** start of Raw data **
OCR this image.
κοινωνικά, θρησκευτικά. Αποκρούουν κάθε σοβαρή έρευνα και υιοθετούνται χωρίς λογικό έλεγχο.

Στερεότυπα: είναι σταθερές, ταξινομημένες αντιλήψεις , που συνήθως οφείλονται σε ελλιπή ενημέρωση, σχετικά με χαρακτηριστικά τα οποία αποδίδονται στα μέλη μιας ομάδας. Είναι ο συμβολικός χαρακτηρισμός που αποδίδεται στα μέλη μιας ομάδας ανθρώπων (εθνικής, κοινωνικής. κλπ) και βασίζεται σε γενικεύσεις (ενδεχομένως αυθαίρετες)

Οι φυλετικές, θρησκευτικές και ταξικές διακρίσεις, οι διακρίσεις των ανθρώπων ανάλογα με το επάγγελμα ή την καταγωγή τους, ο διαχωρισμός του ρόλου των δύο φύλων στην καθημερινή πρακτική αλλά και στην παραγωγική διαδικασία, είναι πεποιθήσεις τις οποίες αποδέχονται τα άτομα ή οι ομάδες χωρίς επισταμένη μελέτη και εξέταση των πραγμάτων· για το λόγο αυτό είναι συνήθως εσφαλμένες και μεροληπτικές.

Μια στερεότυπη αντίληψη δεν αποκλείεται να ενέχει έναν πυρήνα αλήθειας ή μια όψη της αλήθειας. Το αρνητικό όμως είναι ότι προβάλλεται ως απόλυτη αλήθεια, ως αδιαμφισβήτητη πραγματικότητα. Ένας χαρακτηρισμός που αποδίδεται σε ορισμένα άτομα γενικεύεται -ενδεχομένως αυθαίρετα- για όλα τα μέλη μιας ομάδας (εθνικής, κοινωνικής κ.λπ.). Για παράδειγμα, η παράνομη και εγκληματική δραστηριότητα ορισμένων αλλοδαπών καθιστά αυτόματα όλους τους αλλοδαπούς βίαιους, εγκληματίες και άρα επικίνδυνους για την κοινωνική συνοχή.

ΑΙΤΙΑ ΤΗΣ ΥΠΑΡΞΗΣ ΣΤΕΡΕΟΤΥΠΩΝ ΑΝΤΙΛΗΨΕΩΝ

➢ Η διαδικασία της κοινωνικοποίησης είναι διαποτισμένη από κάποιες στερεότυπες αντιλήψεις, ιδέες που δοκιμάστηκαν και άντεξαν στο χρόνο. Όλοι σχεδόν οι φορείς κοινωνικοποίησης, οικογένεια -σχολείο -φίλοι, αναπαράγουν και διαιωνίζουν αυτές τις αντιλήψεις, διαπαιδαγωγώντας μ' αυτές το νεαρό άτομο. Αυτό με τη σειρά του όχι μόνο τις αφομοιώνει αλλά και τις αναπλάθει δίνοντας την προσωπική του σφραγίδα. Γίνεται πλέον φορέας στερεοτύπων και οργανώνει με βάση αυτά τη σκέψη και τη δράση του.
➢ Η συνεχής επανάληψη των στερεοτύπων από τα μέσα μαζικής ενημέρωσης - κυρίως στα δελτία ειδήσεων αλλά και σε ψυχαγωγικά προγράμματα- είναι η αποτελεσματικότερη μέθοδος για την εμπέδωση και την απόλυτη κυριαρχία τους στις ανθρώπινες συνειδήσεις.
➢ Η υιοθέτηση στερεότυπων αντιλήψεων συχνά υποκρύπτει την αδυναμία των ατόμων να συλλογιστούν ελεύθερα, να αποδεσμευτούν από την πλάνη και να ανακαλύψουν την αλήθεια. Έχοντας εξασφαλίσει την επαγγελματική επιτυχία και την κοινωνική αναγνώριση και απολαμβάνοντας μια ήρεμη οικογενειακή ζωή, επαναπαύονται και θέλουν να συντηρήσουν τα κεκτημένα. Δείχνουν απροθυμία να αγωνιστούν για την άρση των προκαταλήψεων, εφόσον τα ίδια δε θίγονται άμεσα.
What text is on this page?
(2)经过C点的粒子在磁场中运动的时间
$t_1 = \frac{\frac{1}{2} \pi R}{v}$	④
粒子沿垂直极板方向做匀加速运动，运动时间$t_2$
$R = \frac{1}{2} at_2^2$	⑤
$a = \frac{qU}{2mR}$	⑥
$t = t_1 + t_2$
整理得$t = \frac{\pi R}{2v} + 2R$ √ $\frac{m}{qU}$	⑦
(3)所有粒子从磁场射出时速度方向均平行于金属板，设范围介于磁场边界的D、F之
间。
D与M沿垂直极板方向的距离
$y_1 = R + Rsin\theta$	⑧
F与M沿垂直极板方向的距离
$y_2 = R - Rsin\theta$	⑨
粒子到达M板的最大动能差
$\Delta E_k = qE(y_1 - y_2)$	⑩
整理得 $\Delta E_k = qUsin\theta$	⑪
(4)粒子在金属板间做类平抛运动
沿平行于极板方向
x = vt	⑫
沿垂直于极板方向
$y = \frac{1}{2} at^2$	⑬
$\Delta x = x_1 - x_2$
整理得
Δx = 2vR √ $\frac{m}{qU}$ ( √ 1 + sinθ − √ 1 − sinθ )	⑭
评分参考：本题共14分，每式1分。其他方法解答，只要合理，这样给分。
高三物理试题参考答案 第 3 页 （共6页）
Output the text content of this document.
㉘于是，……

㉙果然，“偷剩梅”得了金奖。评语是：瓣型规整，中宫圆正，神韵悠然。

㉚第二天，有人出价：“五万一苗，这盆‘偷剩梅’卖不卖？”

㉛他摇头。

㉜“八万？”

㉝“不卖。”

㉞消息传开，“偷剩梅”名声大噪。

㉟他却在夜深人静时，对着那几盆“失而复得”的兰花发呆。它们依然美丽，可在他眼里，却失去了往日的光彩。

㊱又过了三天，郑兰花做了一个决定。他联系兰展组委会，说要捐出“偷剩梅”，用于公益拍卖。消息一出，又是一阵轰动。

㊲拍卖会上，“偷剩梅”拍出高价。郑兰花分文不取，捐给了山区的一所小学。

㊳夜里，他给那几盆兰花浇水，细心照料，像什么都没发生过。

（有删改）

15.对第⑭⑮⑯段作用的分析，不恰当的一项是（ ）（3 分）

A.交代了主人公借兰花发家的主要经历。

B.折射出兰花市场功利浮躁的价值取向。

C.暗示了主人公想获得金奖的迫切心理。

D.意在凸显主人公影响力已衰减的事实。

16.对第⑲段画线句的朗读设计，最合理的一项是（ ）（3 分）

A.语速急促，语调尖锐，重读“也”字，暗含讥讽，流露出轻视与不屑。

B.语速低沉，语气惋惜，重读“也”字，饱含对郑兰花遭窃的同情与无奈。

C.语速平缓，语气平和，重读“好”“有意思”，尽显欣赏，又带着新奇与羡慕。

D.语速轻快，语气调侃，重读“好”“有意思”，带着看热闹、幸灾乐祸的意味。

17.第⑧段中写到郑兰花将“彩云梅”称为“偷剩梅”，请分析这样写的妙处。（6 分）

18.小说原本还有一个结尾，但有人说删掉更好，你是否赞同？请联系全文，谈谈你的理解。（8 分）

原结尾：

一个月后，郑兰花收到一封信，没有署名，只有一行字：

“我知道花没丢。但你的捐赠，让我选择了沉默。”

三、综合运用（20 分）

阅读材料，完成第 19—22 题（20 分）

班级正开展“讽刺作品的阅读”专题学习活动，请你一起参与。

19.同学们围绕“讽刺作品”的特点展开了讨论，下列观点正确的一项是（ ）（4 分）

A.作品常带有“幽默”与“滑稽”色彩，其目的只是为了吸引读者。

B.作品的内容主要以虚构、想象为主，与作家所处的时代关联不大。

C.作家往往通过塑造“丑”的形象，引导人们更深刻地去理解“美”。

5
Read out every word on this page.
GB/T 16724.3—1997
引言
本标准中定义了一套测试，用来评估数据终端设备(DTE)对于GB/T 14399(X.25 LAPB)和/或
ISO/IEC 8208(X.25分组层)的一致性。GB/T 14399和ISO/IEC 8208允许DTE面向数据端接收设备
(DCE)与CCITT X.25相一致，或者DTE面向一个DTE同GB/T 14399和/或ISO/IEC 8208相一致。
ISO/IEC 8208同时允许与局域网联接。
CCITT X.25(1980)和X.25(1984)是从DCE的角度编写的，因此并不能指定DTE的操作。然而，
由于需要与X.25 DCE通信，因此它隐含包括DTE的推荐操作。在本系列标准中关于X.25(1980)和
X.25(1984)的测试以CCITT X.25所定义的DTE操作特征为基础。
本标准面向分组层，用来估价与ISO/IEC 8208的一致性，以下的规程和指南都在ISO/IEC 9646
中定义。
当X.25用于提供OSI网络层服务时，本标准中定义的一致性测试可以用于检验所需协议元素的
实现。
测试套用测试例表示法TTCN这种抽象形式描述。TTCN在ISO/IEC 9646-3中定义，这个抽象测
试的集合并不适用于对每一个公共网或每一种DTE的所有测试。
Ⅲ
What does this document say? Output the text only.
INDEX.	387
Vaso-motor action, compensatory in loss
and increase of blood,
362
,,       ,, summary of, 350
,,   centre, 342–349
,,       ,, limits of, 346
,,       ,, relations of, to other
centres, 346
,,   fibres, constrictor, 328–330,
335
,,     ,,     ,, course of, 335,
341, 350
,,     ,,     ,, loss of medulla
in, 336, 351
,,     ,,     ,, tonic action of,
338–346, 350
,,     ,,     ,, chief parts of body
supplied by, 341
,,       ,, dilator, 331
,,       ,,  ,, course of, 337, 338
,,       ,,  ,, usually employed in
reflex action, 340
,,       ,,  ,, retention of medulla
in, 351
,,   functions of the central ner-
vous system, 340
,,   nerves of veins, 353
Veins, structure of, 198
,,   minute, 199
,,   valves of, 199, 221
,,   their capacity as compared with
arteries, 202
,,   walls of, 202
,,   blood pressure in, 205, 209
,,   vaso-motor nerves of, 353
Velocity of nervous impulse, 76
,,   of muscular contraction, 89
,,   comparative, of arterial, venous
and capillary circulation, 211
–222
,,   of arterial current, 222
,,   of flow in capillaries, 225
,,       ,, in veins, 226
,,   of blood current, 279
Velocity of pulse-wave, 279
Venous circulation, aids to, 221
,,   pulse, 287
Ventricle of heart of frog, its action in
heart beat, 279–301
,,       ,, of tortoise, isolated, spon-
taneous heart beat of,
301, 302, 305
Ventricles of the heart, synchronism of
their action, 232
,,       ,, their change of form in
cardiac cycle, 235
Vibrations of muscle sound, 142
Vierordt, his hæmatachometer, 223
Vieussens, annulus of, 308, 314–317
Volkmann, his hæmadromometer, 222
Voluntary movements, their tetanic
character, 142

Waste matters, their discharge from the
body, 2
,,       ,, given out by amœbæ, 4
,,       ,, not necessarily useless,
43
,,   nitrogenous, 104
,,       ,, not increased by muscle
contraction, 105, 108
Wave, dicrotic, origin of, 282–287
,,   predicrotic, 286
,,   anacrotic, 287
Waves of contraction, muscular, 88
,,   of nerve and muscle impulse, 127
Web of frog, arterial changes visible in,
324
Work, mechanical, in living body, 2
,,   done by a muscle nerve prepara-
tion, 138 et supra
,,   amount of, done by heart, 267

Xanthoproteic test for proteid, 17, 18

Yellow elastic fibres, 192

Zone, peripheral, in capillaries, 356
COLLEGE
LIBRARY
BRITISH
** end of Raw data **
## Task to carry out
Look through the entries above. Extract each line with the word "muscle".

## Solution to the problem
Vibrations of muscle sound, 142
,,       ,, not increased by muscle
,,   of nerve and muscle impulse, 127
,,   done by a muscle nerve prepara-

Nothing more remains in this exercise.